'''
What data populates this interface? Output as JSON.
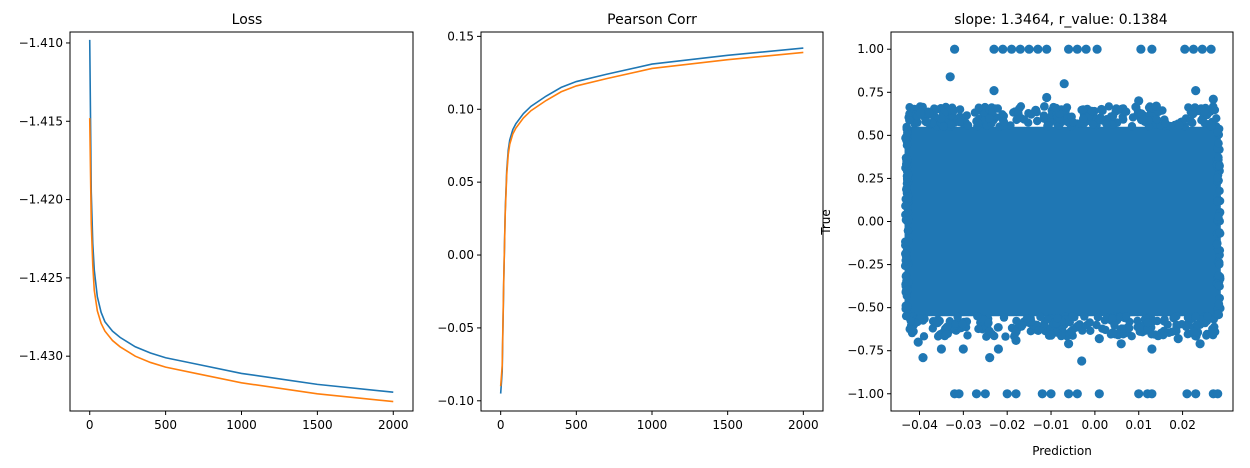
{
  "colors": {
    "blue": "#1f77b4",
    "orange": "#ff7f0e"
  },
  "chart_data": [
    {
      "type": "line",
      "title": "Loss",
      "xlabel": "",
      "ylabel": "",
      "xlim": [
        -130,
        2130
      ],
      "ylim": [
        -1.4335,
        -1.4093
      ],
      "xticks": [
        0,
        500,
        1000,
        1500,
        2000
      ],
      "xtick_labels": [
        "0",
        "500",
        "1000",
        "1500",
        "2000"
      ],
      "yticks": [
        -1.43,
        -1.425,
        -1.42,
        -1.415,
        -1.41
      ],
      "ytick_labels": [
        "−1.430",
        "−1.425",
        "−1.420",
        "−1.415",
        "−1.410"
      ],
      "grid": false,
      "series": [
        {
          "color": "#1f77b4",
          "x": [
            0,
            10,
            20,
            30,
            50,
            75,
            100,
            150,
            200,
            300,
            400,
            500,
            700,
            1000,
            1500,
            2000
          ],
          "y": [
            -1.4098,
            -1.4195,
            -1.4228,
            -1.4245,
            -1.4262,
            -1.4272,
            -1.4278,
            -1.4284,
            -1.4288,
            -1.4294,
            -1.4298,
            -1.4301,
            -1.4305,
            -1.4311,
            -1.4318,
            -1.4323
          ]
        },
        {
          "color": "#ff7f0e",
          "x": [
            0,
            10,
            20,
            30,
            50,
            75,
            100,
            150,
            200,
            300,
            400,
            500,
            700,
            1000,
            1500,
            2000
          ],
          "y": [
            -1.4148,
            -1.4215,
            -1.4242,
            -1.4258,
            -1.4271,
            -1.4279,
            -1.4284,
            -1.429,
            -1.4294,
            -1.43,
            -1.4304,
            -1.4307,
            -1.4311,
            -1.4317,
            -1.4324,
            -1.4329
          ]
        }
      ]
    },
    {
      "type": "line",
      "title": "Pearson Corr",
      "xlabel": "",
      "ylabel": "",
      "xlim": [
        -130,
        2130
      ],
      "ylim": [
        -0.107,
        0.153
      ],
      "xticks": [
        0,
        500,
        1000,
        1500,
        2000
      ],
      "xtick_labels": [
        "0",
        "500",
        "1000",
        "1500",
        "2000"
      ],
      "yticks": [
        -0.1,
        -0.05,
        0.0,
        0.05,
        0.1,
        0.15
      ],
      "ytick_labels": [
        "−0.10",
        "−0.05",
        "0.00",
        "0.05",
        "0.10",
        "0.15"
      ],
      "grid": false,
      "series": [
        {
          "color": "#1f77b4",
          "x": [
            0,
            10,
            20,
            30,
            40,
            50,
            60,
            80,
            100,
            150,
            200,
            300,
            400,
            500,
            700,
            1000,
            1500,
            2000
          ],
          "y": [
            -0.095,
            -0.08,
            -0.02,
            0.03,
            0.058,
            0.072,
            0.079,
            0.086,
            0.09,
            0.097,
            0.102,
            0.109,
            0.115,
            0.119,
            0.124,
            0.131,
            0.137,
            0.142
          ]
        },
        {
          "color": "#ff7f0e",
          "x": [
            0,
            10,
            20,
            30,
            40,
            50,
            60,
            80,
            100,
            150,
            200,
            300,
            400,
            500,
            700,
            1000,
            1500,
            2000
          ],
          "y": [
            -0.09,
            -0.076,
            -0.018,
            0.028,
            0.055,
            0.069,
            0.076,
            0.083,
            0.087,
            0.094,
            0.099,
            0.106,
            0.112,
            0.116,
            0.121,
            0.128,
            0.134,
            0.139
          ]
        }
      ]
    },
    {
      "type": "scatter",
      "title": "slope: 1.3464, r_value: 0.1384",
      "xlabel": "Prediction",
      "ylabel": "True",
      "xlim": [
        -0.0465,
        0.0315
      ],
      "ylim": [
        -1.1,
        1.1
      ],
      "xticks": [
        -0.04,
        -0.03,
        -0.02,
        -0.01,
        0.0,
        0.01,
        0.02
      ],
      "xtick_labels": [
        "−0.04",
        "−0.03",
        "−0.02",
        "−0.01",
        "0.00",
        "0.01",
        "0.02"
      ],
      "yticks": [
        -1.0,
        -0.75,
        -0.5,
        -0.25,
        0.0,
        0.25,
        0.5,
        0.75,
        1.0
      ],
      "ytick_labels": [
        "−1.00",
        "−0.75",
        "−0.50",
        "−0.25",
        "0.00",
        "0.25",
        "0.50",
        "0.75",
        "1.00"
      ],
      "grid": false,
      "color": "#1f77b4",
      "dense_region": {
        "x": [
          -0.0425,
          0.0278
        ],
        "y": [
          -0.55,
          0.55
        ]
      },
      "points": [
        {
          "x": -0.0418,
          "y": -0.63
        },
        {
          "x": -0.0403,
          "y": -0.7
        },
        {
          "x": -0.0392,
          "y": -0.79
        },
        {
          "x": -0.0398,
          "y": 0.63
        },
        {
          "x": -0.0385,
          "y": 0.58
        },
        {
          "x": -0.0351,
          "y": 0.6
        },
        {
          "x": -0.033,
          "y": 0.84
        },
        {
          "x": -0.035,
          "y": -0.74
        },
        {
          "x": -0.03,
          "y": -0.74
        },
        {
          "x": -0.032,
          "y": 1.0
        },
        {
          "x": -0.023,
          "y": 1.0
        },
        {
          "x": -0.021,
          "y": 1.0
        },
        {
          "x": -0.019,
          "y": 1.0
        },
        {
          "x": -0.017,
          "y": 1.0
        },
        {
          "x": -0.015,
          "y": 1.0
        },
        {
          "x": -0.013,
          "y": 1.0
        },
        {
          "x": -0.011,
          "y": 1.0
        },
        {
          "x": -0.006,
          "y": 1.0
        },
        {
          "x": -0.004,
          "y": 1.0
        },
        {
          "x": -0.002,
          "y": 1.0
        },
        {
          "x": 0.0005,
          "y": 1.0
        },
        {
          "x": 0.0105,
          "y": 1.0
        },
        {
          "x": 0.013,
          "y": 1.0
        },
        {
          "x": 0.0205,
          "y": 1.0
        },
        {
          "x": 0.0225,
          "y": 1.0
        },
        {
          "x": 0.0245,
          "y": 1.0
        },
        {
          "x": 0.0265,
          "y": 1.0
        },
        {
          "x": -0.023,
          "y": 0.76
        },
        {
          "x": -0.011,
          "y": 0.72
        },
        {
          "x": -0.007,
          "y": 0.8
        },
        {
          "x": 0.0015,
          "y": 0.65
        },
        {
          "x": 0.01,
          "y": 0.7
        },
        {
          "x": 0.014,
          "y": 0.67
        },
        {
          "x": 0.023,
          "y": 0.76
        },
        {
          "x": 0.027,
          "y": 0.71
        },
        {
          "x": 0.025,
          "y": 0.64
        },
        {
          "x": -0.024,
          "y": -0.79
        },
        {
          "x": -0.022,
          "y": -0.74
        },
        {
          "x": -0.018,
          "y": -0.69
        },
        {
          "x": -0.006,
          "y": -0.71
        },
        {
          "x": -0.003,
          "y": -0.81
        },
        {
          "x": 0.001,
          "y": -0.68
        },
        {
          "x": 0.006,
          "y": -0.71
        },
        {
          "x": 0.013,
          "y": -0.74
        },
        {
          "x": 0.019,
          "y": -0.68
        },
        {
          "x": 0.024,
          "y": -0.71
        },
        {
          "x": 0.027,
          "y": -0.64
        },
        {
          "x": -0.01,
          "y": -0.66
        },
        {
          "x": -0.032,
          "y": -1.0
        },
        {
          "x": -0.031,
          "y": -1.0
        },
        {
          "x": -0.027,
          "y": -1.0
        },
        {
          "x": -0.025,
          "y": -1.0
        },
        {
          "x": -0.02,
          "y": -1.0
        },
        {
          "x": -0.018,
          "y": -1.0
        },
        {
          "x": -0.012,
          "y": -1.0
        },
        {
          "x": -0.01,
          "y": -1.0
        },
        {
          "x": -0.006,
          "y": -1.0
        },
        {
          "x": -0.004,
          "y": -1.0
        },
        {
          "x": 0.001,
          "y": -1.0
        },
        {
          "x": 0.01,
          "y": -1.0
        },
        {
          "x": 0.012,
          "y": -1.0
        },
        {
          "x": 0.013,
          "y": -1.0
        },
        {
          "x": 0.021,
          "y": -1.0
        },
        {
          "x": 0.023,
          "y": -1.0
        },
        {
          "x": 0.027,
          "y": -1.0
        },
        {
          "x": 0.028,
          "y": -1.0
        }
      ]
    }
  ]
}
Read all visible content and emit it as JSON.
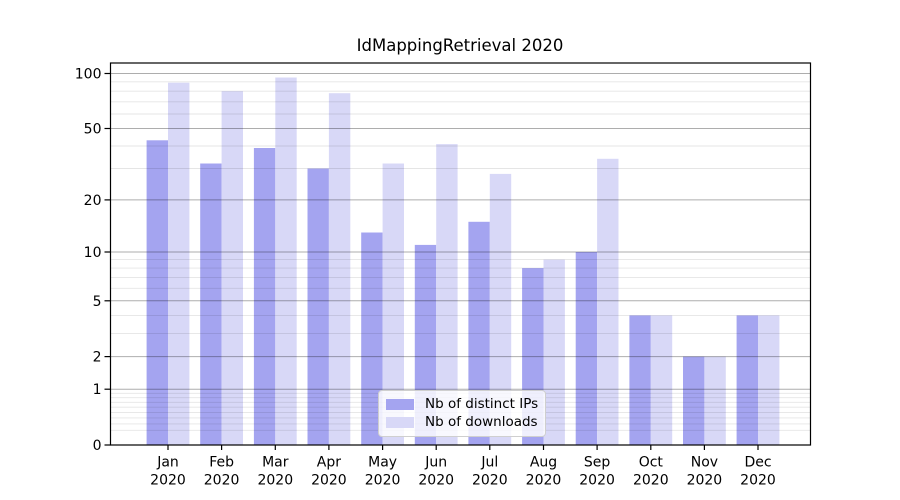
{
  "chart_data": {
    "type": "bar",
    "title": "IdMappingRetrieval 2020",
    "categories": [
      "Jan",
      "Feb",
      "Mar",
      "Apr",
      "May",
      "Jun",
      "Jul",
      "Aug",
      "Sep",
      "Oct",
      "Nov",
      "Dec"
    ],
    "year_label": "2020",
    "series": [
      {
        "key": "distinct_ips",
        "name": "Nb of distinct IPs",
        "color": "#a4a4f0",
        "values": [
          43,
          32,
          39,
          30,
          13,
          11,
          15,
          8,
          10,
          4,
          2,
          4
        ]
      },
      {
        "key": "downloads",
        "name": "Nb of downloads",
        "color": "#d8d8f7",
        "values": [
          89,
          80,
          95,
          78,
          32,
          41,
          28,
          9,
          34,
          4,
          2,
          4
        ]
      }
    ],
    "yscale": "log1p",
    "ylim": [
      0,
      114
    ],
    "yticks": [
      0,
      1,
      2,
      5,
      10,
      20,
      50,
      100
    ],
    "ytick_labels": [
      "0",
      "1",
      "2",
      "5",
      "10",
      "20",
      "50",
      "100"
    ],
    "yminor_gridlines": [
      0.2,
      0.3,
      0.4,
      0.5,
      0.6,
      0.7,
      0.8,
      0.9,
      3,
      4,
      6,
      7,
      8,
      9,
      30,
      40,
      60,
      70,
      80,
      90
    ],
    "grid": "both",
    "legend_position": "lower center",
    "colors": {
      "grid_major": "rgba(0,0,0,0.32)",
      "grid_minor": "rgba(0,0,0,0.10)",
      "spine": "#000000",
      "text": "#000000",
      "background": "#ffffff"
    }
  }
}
'''
#### [Requirements]
Tally the lines of the listing above that include the word "type". Answer with the number alone.

#### [Full answer]
4